**EXERCISE INSTRUCTIONS**. Find every line in the records below that holds the word "data", and copy each one.
------------------------------------
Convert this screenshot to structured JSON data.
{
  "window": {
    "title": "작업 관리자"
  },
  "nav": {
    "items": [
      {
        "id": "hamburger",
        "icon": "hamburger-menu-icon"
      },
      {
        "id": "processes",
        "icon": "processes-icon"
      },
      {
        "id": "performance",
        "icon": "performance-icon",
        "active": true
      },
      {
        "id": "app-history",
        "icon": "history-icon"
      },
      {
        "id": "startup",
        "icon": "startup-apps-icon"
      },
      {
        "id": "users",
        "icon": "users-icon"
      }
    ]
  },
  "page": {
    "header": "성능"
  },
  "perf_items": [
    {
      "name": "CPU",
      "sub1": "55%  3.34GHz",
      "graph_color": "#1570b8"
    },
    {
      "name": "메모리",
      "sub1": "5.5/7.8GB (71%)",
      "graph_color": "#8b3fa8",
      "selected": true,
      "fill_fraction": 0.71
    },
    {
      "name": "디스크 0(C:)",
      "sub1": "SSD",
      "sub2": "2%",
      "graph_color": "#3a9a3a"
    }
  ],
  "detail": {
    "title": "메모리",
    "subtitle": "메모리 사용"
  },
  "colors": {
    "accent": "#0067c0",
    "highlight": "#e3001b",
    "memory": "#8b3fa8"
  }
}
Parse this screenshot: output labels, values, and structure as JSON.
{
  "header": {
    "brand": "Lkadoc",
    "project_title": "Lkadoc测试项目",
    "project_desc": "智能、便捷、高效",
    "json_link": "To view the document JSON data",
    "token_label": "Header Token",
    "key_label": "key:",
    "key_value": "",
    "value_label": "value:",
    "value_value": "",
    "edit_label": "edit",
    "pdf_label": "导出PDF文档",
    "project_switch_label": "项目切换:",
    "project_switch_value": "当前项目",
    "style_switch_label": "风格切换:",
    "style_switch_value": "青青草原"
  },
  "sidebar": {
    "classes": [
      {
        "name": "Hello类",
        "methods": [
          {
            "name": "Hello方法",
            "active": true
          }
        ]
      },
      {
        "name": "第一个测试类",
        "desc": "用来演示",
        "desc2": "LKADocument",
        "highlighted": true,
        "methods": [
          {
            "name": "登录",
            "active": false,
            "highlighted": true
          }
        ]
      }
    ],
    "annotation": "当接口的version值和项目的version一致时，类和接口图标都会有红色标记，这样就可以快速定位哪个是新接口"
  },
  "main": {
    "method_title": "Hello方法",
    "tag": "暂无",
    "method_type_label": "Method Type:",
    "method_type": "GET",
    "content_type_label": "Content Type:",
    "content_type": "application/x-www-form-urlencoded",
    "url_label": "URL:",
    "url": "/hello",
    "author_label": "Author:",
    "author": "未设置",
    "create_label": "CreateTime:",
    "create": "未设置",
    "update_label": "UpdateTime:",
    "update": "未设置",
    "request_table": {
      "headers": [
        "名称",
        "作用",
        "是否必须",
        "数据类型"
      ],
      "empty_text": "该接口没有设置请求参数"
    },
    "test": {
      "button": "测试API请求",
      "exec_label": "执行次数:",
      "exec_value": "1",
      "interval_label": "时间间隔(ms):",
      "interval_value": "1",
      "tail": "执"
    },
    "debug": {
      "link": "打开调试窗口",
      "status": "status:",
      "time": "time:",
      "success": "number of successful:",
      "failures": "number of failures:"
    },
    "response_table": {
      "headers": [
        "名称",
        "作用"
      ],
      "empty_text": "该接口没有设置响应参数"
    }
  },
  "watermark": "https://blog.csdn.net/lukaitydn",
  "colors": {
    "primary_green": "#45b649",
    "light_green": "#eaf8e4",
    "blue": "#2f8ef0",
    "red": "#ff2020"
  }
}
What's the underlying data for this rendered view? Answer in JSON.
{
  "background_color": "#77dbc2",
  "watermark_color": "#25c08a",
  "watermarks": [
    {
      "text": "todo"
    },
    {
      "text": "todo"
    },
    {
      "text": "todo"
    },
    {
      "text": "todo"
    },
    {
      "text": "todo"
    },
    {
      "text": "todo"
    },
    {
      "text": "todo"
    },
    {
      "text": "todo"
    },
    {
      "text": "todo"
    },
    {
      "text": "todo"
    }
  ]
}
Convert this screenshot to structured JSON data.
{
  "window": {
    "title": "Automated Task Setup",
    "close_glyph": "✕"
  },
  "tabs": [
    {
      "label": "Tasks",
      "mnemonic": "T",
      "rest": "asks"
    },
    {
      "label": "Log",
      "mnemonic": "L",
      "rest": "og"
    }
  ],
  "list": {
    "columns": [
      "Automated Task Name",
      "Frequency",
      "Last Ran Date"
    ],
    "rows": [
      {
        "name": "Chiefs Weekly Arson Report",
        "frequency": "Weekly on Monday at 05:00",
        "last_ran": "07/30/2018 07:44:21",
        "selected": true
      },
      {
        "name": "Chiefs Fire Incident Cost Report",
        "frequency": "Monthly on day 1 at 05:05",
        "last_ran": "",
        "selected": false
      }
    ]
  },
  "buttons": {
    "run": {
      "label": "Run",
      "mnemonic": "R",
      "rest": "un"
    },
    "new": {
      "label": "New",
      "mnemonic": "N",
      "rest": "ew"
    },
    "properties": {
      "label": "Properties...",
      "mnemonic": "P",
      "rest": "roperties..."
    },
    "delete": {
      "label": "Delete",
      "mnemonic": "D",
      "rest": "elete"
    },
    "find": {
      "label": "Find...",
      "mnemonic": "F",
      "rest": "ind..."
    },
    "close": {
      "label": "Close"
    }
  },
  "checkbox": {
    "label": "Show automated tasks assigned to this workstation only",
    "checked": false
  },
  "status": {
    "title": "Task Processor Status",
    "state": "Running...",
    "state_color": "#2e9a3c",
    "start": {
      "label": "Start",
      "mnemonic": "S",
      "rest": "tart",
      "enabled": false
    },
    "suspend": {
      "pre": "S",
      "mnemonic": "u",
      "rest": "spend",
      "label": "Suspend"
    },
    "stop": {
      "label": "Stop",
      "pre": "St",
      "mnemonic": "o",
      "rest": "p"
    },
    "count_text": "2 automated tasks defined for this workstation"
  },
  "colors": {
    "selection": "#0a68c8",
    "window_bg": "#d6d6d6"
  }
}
------------------------------------
**FULL RESPONSE**.
Convert this screenshot to structured JSON data.
    "json_link": "To view the document JSON data",
What's the underlying data for this rendered view? Answer in JSON.
Convert this screenshot to structured JSON data.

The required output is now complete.